Brief>
Only the pictures are left out: repeat the rest of the entries exactly.
-- Records shown start --
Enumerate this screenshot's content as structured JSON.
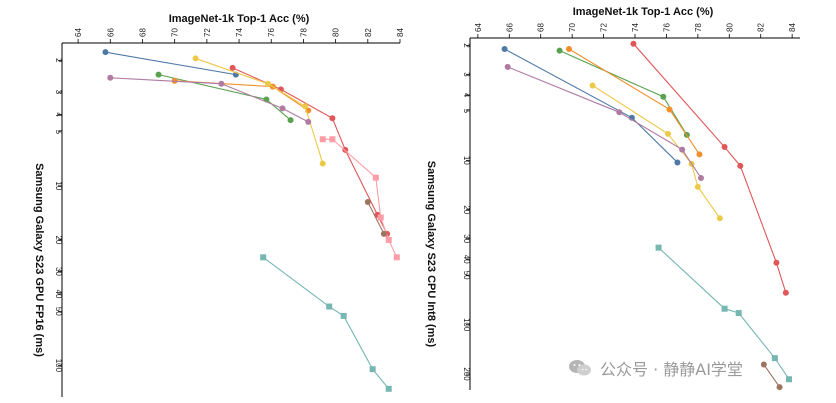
{
  "chart_data": [
    {
      "type": "scatter",
      "xlabel": "ImageNet-1k Top-1 Acc (%)",
      "ylabel": "Samsung Galaxy S23 GPU FP16 (ms)",
      "xlim": [
        63,
        84
      ],
      "ylim": [
        1.6,
        150
      ],
      "xscale": "linear",
      "yscale": "log",
      "y_inverted": true,
      "x_axis_position": "top",
      "xticks": [
        64,
        66,
        68,
        70,
        72,
        74,
        76,
        78,
        80,
        82,
        84
      ],
      "yticks": [
        2,
        3,
        4,
        5,
        10,
        20,
        30,
        40,
        50,
        100
      ],
      "series": [
        {
          "color": "#4e79a7",
          "marker": "circle",
          "points": [
            [
              65.7,
              1.8
            ],
            [
              73.8,
              2.4
            ]
          ]
        },
        {
          "color": "#76b7b2",
          "marker": "square",
          "points": [
            [
              75.5,
              25
            ],
            [
              79.6,
              47
            ],
            [
              80.5,
              53
            ],
            [
              82.3,
              105
            ],
            [
              83.3,
              135
            ]
          ]
        },
        {
          "color": "#e15759",
          "marker": "circle",
          "points": [
            [
              73.6,
              2.2
            ],
            [
              76.6,
              2.9
            ],
            [
              79.8,
              4.2
            ],
            [
              80.6,
              6.3
            ],
            [
              82.6,
              14.5
            ],
            [
              83.2,
              18.5
            ]
          ]
        },
        {
          "color": "#ff9da7",
          "marker": "square",
          "points": [
            [
              79.2,
              5.5
            ],
            [
              79.8,
              5.5
            ],
            [
              82.5,
              9.0
            ],
            [
              82.8,
              15
            ],
            [
              83.3,
              20
            ],
            [
              83.8,
              25
            ]
          ]
        },
        {
          "color": "#59a14f",
          "marker": "circle",
          "points": [
            [
              69.0,
              2.4
            ],
            [
              75.7,
              3.3
            ],
            [
              77.2,
              4.3
            ]
          ]
        },
        {
          "color": "#f28e2b",
          "marker": "circle",
          "points": [
            [
              70.0,
              2.6
            ],
            [
              76.1,
              2.8
            ],
            [
              78.3,
              3.8
            ]
          ]
        },
        {
          "color": "#edc948",
          "marker": "circle",
          "points": [
            [
              71.3,
              1.95
            ],
            [
              75.8,
              2.7
            ],
            [
              78.1,
              3.6
            ],
            [
              79.2,
              7.5
            ]
          ]
        },
        {
          "color": "#b07aa1",
          "marker": "circle",
          "points": [
            [
              66.0,
              2.5
            ],
            [
              72.9,
              2.7
            ],
            [
              76.7,
              3.7
            ],
            [
              78.3,
              4.4
            ]
          ]
        },
        {
          "color": "#9c755f",
          "marker": "circle",
          "points": [
            [
              82.0,
              12.3
            ],
            [
              83.0,
              18.5
            ]
          ]
        }
      ]
    },
    {
      "type": "scatter",
      "xlabel": "ImageNet-1k Top-1 Acc (%)",
      "ylabel": "Samsung Galaxy S23 CPU Int8 (ms)",
      "xlim": [
        63.5,
        84.5
      ],
      "ylim": [
        1.8,
        250
      ],
      "xscale": "linear",
      "yscale": "log",
      "y_inverted": true,
      "x_axis_position": "top",
      "xticks": [
        64,
        66,
        68,
        70,
        72,
        74,
        76,
        78,
        80,
        82,
        84
      ],
      "yticks": [
        2,
        3,
        4,
        5,
        10,
        20,
        30,
        40,
        50,
        100,
        200
      ],
      "series": [
        {
          "color": "#4e79a7",
          "marker": "circle",
          "points": [
            [
              65.7,
              2.1
            ],
            [
              73.8,
              5.5
            ],
            [
              76.7,
              10.3
            ]
          ]
        },
        {
          "color": "#76b7b2",
          "marker": "square",
          "points": [
            [
              75.5,
              34
            ],
            [
              79.7,
              80
            ],
            [
              80.6,
              85
            ],
            [
              82.9,
              160
            ],
            [
              83.8,
              215
            ]
          ]
        },
        {
          "color": "#e15759",
          "marker": "circle",
          "points": [
            [
              73.9,
              1.95
            ],
            [
              79.7,
              8.3
            ],
            [
              80.7,
              10.8
            ],
            [
              83.0,
              42
            ],
            [
              83.6,
              64
            ]
          ]
        },
        {
          "color": "#59a14f",
          "marker": "circle",
          "points": [
            [
              69.2,
              2.15
            ],
            [
              75.8,
              4.1
            ],
            [
              77.3,
              7.0
            ]
          ]
        },
        {
          "color": "#f28e2b",
          "marker": "circle",
          "points": [
            [
              69.8,
              2.1
            ],
            [
              76.2,
              4.9
            ],
            [
              78.1,
              9.2
            ]
          ]
        },
        {
          "color": "#edc948",
          "marker": "circle",
          "points": [
            [
              71.3,
              3.5
            ],
            [
              76.1,
              6.9
            ],
            [
              77.6,
              10.5
            ],
            [
              78.0,
              14.5
            ],
            [
              79.4,
              22.5
            ]
          ]
        },
        {
          "color": "#b07aa1",
          "marker": "circle",
          "points": [
            [
              65.9,
              2.7
            ],
            [
              73.0,
              5.1
            ],
            [
              77.0,
              8.6
            ],
            [
              78.2,
              12.8
            ]
          ]
        },
        {
          "color": "#9c755f",
          "marker": "circle",
          "points": [
            [
              82.2,
              175
            ],
            [
              83.2,
              240
            ]
          ]
        }
      ]
    }
  ],
  "watermark": {
    "text": "公众号 · 静静AI学堂",
    "icon": "wechat-icon"
  }
}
-- Records shown end --
Reply to the task>
Enumerate this screenshot's content as structured JSON.
{
  "chart_data": [
    {
      "type": "scatter",
      "xlabel": "ImageNet-1k Top-1 Acc (%)",
      "ylabel": "Samsung Galaxy S23 GPU FP16 (ms)",
      "xlim": [
        63,
        84
      ],
      "ylim": [
        1.6,
        150
      ],
      "xscale": "linear",
      "yscale": "log",
      "y_inverted": true,
      "x_axis_position": "top",
      "xticks": [
        64,
        66,
        68,
        70,
        72,
        74,
        76,
        78,
        80,
        82,
        84
      ],
      "yticks": [
        2,
        3,
        4,
        5,
        10,
        20,
        30,
        40,
        50,
        100
      ],
      "series": [
        {
          "color": "#4e79a7",
          "marker": "circle",
          "points": [
            [
              65.7,
              1.8
            ],
            [
              73.8,
              2.4
            ]
          ]
        },
        {
          "color": "#76b7b2",
          "marker": "square",
          "points": [
            [
              75.5,
              25
            ],
            [
              79.6,
              47
            ],
            [
              80.5,
              53
            ],
            [
              82.3,
              105
            ],
            [
              83.3,
              135
            ]
          ]
        },
        {
          "color": "#e15759",
          "marker": "circle",
          "points": [
            [
              73.6,
              2.2
            ],
            [
              76.6,
              2.9
            ],
            [
              79.8,
              4.2
            ],
            [
              80.6,
              6.3
            ],
            [
              82.6,
              14.5
            ],
            [
              83.2,
              18.5
            ]
          ]
        },
        {
          "color": "#ff9da7",
          "marker": "square",
          "points": [
            [
              79.2,
              5.5
            ],
            [
              79.8,
              5.5
            ],
            [
              82.5,
              9.0
            ],
            [
              82.8,
              15
            ],
            [
              83.3,
              20
            ],
            [
              83.8,
              25
            ]
          ]
        },
        {
          "color": "#59a14f",
          "marker": "circle",
          "points": [
            [
              69.0,
              2.4
            ],
            [
              75.7,
              3.3
            ],
            [
              77.2,
              4.3
            ]
          ]
        },
        {
          "color": "#f28e2b",
          "marker": "circle",
          "points": [
            [
              70.0,
              2.6
            ],
            [
              76.1,
              2.8
            ],
            [
              78.3,
              3.8
            ]
          ]
        },
        {
          "color": "#edc948",
          "marker": "circle",
          "points": [
            [
              71.3,
              1.95
            ],
            [
              75.8,
              2.7
            ],
            [
              78.1,
              3.6
            ],
            [
              79.2,
              7.5
            ]
          ]
        },
        {
          "color": "#b07aa1",
          "marker": "circle",
          "points": [
            [
              66.0,
              2.5
            ],
            [
              72.9,
              2.7
            ],
            [
              76.7,
              3.7
            ],
            [
              78.3,
              4.4
            ]
          ]
        },
        {
          "color": "#9c755f",
          "marker": "circle",
          "points": [
            [
              82.0,
              12.3
            ],
            [
              83.0,
              18.5
            ]
          ]
        }
      ]
    },
    {
      "type": "scatter",
      "xlabel": "ImageNet-1k Top-1 Acc (%)",
      "ylabel": "Samsung Galaxy S23 CPU Int8 (ms)",
      "xlim": [
        63.5,
        84.5
      ],
      "ylim": [
        1.8,
        250
      ],
      "xscale": "linear",
      "yscale": "log",
      "y_inverted": true,
      "x_axis_position": "top",
      "xticks": [
        64,
        66,
        68,
        70,
        72,
        74,
        76,
        78,
        80,
        82,
        84
      ],
      "yticks": [
        2,
        3,
        4,
        5,
        10,
        20,
        30,
        40,
        50,
        100,
        200
      ],
      "series": [
        {
          "color": "#4e79a7",
          "marker": "circle",
          "points": [
            [
              65.7,
              2.1
            ],
            [
              73.8,
              5.5
            ],
            [
              76.7,
              10.3
            ]
          ]
        },
        {
          "color": "#76b7b2",
          "marker": "square",
          "points": [
            [
              75.5,
              34
            ],
            [
              79.7,
              80
            ],
            [
              80.6,
              85
            ],
            [
              82.9,
              160
            ],
            [
              83.8,
              215
            ]
          ]
        },
        {
          "color": "#e15759",
          "marker": "circle",
          "points": [
            [
              73.9,
              1.95
            ],
            [
              79.7,
              8.3
            ],
            [
              80.7,
              10.8
            ],
            [
              83.0,
              42
            ],
            [
              83.6,
              64
            ]
          ]
        },
        {
          "color": "#59a14f",
          "marker": "circle",
          "points": [
            [
              69.2,
              2.15
            ],
            [
              75.8,
              4.1
            ],
            [
              77.3,
              7.0
            ]
          ]
        },
        {
          "color": "#f28e2b",
          "marker": "circle",
          "points": [
            [
              69.8,
              2.1
            ],
            [
              76.2,
              4.9
            ],
            [
              78.1,
              9.2
            ]
          ]
        },
        {
          "color": "#edc948",
          "marker": "circle",
          "points": [
            [
              71.3,
              3.5
            ],
            [
              76.1,
              6.9
            ],
            [
              77.6,
              10.5
            ],
            [
              78.0,
              14.5
            ],
            [
              79.4,
              22.5
            ]
          ]
        },
        {
          "color": "#b07aa1",
          "marker": "circle",
          "points": [
            [
              65.9,
              2.7
            ],
            [
              73.0,
              5.1
            ],
            [
              77.0,
              8.6
            ],
            [
              78.2,
              12.8
            ]
          ]
        },
        {
          "color": "#9c755f",
          "marker": "circle",
          "points": [
            [
              82.2,
              175
            ],
            [
              83.2,
              240
            ]
          ]
        }
      ]
    }
  ],
  "watermark": {
    "text": "公众号 · 静静AI学堂",
    "icon": "wechat-icon"
  }
}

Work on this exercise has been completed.